• [Written instruction] Check each line of the entries below for the string "marker"; copy every line where it appears.

• [Stored rows]

------------------------------------------------

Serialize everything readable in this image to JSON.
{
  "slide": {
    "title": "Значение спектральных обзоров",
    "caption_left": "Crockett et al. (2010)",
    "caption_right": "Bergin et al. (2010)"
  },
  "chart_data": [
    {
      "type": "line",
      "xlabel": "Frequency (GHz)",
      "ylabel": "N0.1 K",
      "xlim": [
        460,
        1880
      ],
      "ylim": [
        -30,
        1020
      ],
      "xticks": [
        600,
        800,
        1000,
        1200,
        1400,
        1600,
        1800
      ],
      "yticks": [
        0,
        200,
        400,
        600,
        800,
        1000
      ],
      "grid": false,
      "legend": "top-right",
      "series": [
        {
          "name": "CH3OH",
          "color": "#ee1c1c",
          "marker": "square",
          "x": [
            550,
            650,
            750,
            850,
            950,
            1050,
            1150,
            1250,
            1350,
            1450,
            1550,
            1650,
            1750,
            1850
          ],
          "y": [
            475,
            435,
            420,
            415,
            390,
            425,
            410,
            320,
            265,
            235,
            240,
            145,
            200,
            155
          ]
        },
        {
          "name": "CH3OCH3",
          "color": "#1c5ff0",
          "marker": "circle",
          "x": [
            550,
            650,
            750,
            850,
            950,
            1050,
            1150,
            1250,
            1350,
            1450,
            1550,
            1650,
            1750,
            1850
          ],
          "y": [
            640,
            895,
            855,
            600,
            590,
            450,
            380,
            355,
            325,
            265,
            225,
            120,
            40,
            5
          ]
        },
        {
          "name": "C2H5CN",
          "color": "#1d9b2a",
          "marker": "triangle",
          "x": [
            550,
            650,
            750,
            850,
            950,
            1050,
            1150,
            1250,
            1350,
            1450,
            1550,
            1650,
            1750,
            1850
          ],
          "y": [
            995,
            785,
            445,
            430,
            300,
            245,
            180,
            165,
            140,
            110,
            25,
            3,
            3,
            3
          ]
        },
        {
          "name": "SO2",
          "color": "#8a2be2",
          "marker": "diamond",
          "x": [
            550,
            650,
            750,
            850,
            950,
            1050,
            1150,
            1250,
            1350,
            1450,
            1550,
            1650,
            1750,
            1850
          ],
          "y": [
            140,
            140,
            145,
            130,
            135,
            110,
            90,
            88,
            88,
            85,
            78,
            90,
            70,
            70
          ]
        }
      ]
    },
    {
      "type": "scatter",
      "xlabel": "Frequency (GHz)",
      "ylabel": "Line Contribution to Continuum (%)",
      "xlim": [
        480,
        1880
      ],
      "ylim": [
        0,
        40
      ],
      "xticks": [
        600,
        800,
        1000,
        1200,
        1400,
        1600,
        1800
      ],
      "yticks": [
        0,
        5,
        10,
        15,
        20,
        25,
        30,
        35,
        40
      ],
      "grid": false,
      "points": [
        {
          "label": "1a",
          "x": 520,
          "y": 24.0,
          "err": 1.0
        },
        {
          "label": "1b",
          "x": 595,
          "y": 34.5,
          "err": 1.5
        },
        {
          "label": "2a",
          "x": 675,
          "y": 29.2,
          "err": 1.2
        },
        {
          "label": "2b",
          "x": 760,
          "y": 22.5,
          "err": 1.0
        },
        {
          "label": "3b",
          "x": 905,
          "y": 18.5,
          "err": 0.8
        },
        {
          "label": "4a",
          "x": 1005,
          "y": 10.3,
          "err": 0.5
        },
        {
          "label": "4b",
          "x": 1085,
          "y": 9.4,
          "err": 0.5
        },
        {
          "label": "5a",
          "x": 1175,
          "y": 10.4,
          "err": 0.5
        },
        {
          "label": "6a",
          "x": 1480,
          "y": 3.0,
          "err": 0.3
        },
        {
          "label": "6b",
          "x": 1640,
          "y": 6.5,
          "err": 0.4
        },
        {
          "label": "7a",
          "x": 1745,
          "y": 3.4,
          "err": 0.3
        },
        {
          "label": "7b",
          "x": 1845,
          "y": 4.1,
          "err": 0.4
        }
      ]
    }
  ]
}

------------------------------------------------

• [Expected answer]
          "marker": "square",
          "marker": "circle",
          "marker": "triangle",
          "marker": "diamond",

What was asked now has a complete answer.